_Goal_:
Repeat the material below exactly, line for line.

_Stored records_:
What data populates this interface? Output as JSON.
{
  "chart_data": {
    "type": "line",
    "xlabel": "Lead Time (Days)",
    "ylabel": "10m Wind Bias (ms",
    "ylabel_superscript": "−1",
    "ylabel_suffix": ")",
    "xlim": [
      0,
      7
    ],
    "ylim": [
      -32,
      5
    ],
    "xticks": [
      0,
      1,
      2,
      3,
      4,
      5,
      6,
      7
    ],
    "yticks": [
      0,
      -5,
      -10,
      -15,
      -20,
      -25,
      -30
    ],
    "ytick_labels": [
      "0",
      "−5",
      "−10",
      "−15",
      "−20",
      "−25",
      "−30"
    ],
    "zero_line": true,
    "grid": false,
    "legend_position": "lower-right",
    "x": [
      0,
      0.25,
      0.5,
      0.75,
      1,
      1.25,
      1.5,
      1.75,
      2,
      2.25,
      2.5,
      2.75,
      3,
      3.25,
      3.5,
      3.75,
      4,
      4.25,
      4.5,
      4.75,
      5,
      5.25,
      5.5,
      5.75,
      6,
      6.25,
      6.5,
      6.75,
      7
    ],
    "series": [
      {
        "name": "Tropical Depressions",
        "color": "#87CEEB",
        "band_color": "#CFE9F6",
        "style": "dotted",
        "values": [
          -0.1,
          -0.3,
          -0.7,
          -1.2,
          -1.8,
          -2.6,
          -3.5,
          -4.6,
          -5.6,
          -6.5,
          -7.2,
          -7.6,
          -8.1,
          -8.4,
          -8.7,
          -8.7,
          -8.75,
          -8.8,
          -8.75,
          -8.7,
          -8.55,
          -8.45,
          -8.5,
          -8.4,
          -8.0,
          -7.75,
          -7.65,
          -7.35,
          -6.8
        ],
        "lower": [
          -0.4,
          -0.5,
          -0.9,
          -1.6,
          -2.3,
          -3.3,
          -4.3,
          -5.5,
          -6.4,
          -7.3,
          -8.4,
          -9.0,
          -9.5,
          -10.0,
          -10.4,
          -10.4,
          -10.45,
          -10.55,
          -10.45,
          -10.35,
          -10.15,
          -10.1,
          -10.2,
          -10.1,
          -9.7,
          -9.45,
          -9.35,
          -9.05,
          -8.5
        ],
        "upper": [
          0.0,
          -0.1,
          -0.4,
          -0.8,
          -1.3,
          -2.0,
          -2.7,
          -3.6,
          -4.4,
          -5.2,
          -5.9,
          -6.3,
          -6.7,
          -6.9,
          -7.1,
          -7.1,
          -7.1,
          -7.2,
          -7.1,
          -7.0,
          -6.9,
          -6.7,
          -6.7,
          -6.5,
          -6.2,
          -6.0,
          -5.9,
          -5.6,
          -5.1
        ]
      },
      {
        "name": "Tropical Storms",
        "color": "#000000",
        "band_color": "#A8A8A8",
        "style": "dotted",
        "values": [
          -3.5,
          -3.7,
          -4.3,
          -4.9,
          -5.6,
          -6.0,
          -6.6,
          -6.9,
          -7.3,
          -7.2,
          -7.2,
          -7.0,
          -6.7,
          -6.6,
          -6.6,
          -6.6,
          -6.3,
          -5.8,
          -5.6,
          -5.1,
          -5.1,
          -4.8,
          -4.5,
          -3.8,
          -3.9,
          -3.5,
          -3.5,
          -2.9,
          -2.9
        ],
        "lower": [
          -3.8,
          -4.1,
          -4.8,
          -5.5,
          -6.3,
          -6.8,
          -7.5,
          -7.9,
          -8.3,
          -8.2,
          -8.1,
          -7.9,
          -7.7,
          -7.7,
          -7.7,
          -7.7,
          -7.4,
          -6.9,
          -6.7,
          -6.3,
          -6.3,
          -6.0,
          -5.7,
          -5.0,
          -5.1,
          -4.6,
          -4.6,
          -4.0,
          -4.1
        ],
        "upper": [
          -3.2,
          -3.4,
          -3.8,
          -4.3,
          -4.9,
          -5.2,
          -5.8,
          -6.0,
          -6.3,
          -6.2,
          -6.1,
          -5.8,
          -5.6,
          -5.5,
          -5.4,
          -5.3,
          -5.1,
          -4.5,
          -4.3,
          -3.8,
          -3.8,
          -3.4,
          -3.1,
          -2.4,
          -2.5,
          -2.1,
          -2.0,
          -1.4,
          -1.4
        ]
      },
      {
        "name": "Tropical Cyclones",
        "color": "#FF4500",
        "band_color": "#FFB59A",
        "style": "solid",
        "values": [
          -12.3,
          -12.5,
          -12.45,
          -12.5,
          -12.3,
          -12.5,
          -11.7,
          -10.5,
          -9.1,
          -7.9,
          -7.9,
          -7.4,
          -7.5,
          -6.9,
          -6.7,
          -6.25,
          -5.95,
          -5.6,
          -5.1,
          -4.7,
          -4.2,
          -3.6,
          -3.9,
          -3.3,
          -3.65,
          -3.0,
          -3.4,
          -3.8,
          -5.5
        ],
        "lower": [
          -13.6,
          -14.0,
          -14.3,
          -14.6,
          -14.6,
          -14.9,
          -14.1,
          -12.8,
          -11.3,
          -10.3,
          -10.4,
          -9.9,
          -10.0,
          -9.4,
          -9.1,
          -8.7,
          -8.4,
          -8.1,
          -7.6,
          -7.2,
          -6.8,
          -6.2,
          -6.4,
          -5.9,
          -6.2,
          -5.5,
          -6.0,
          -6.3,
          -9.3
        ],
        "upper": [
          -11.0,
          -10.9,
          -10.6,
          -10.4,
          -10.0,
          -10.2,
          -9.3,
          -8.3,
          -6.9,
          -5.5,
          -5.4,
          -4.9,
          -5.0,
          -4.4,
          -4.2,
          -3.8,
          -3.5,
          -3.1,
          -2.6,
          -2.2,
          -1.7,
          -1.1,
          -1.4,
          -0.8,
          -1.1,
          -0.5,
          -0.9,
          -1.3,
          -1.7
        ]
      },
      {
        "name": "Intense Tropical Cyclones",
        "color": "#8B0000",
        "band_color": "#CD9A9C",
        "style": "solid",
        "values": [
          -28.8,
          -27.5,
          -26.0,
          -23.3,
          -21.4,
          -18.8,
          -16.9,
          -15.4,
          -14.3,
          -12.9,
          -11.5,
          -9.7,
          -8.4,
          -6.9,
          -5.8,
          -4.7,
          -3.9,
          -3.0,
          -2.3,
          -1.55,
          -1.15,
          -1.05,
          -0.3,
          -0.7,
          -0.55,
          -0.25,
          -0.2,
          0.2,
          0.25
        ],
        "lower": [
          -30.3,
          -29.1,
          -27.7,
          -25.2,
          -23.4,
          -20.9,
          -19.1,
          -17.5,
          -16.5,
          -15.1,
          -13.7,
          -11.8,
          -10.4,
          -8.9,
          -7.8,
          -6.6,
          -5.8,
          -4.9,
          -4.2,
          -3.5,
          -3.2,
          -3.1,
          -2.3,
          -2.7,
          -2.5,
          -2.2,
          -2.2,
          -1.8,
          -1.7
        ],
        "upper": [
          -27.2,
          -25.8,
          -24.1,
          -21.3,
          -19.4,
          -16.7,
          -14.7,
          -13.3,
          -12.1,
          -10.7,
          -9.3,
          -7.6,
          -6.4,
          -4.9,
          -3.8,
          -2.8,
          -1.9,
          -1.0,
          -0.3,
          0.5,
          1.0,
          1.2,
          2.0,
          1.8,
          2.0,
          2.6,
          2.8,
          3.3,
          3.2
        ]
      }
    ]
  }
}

_The output_:
What data populates this interface? Output as JSON.
{
  "chart_data": {
    "type": "line",
    "xlabel": "Lead Time (Days)",
    "ylabel": "10m Wind Bias (ms",
    "ylabel_superscript": "−1",
    "ylabel_suffix": ")",
    "xlim": [
      0,
      7
    ],
    "ylim": [
      -32,
      5
    ],
    "xticks": [
      0,
      1,
      2,
      3,
      4,
      5,
      6,
      7
    ],
    "yticks": [
      0,
      -5,
      -10,
      -15,
      -20,
      -25,
      -30
    ],
    "ytick_labels": [
      "0",
      "−5",
      "−10",
      "−15",
      "−20",
      "−25",
      "−30"
    ],
    "zero_line": true,
    "grid": false,
    "legend_position": "lower-right",
    "x": [
      0,
      0.25,
      0.5,
      0.75,
      1,
      1.25,
      1.5,
      1.75,
      2,
      2.25,
      2.5,
      2.75,
      3,
      3.25,
      3.5,
      3.75,
      4,
      4.25,
      4.5,
      4.75,
      5,
      5.25,
      5.5,
      5.75,
      6,
      6.25,
      6.5,
      6.75,
      7
    ],
    "series": [
      {
        "name": "Tropical Depressions",
        "color": "#87CEEB",
        "band_color": "#CFE9F6",
        "style": "dotted",
        "values": [
          -0.1,
          -0.3,
          -0.7,
          -1.2,
          -1.8,
          -2.6,
          -3.5,
          -4.6,
          -5.6,
          -6.5,
          -7.2,
          -7.6,
          -8.1,
          -8.4,
          -8.7,
          -8.7,
          -8.75,
          -8.8,
          -8.75,
          -8.7,
          -8.55,
          -8.45,
          -8.5,
          -8.4,
          -8.0,
          -7.75,
          -7.65,
          -7.35,
          -6.8
        ],
        "lower": [
          -0.4,
          -0.5,
          -0.9,
          -1.6,
          -2.3,
          -3.3,
          -4.3,
          -5.5,
          -6.4,
          -7.3,
          -8.4,
          -9.0,
          -9.5,
          -10.0,
          -10.4,
          -10.4,
          -10.45,
          -10.55,
          -10.45,
          -10.35,
          -10.15,
          -10.1,
          -10.2,
          -10.1,
          -9.7,
          -9.45,
          -9.35,
          -9.05,
          -8.5
        ],
        "upper": [
          0.0,
          -0.1,
          -0.4,
          -0.8,
          -1.3,
          -2.0,
          -2.7,
          -3.6,
          -4.4,
          -5.2,
          -5.9,
          -6.3,
          -6.7,
          -6.9,
          -7.1,
          -7.1,
          -7.1,
          -7.2,
          -7.1,
          -7.0,
          -6.9,
          -6.7,
          -6.7,
          -6.5,
          -6.2,
          -6.0,
          -5.9,
          -5.6,
          -5.1
        ]
      },
      {
        "name": "Tropical Storms",
        "color": "#000000",
        "band_color": "#A8A8A8",
        "style": "dotted",
        "values": [
          -3.5,
          -3.7,
          -4.3,
          -4.9,
          -5.6,
          -6.0,
          -6.6,
          -6.9,
          -7.3,
          -7.2,
          -7.2,
          -7.0,
          -6.7,
          -6.6,
          -6.6,
          -6.6,
          -6.3,
          -5.8,
          -5.6,
          -5.1,
          -5.1,
          -4.8,
          -4.5,
          -3.8,
          -3.9,
          -3.5,
          -3.5,
          -2.9,
          -2.9
        ],
        "lower": [
          -3.8,
          -4.1,
          -4.8,
          -5.5,
          -6.3,
          -6.8,
          -7.5,
          -7.9,
          -8.3,
          -8.2,
          -8.1,
          -7.9,
          -7.7,
          -7.7,
          -7.7,
          -7.7,
          -7.4,
          -6.9,
          -6.7,
          -6.3,
          -6.3,
          -6.0,
          -5.7,
          -5.0,
          -5.1,
          -4.6,
          -4.6,
          -4.0,
          -4.1
        ],
        "upper": [
          -3.2,
          -3.4,
          -3.8,
          -4.3,
          -4.9,
          -5.2,
          -5.8,
          -6.0,
          -6.3,
          -6.2,
          -6.1,
          -5.8,
          -5.6,
          -5.5,
          -5.4,
          -5.3,
          -5.1,
          -4.5,
          -4.3,
          -3.8,
          -3.8,
          -3.4,
          -3.1,
          -2.4,
          -2.5,
          -2.1,
          -2.0,
          -1.4,
          -1.4
        ]
      },
      {
        "name": "Tropical Cyclones",
        "color": "#FF4500",
        "band_color": "#FFB59A",
        "style": "solid",
        "values": [
          -12.3,
          -12.5,
          -12.45,
          -12.5,
          -12.3,
          -12.5,
          -11.7,
          -10.5,
          -9.1,
          -7.9,
          -7.9,
          -7.4,
          -7.5,
          -6.9,
          -6.7,
          -6.25,
          -5.95,
          -5.6,
          -5.1,
          -4.7,
          -4.2,
          -3.6,
          -3.9,
          -3.3,
          -3.65,
          -3.0,
          -3.4,
          -3.8,
          -5.5
        ],
        "lower": [
          -13.6,
          -14.0,
          -14.3,
          -14.6,
          -14.6,
          -14.9,
          -14.1,
          -12.8,
          -11.3,
          -10.3,
          -10.4,
          -9.9,
          -10.0,
          -9.4,
          -9.1,
          -8.7,
          -8.4,
          -8.1,
          -7.6,
          -7.2,
          -6.8,
          -6.2,
          -6.4,
          -5.9,
          -6.2,
          -5.5,
          -6.0,
          -6.3,
          -9.3
        ],
        "upper": [
          -11.0,
          -10.9,
          -10.6,
          -10.4,
          -10.0,
          -10.2,
          -9.3,
          -8.3,
          -6.9,
          -5.5,
          -5.4,
          -4.9,
          -5.0,
          -4.4,
          -4.2,
          -3.8,
          -3.5,
          -3.1,
          -2.6,
          -2.2,
          -1.7,
          -1.1,
          -1.4,
          -0.8,
          -1.1,
          -0.5,
          -0.9,
          -1.3,
          -1.7
        ]
      },
      {
        "name": "Intense Tropical Cyclones",
        "color": "#8B0000",
        "band_color": "#CD9A9C",
        "style": "solid",
        "values": [
          -28.8,
          -27.5,
          -26.0,
          -23.3,
          -21.4,
          -18.8,
          -16.9,
          -15.4,
          -14.3,
          -12.9,
          -11.5,
          -9.7,
          -8.4,
          -6.9,
          -5.8,
          -4.7,
          -3.9,
          -3.0,
          -2.3,
          -1.55,
          -1.15,
          -1.05,
          -0.3,
          -0.7,
          -0.55,
          -0.25,
          -0.2,
          0.2,
          0.25
        ],
        "lower": [
          -30.3,
          -29.1,
          -27.7,
          -25.2,
          -23.4,
          -20.9,
          -19.1,
          -17.5,
          -16.5,
          -15.1,
          -13.7,
          -11.8,
          -10.4,
          -8.9,
          -7.8,
          -6.6,
          -5.8,
          -4.9,
          -4.2,
          -3.5,
          -3.2,
          -3.1,
          -2.3,
          -2.7,
          -2.5,
          -2.2,
          -2.2,
          -1.8,
          -1.7
        ],
        "upper": [
          -27.2,
          -25.8,
          -24.1,
          -21.3,
          -19.4,
          -16.7,
          -14.7,
          -13.3,
          -12.1,
          -10.7,
          -9.3,
          -7.6,
          -6.4,
          -4.9,
          -3.8,
          -2.8,
          -1.9,
          -1.0,
          -0.3,
          0.5,
          1.0,
          1.2,
          2.0,
          1.8,
          2.0,
          2.6,
          2.8,
          3.3,
          3.2
        ]
      }
    ]
  }
}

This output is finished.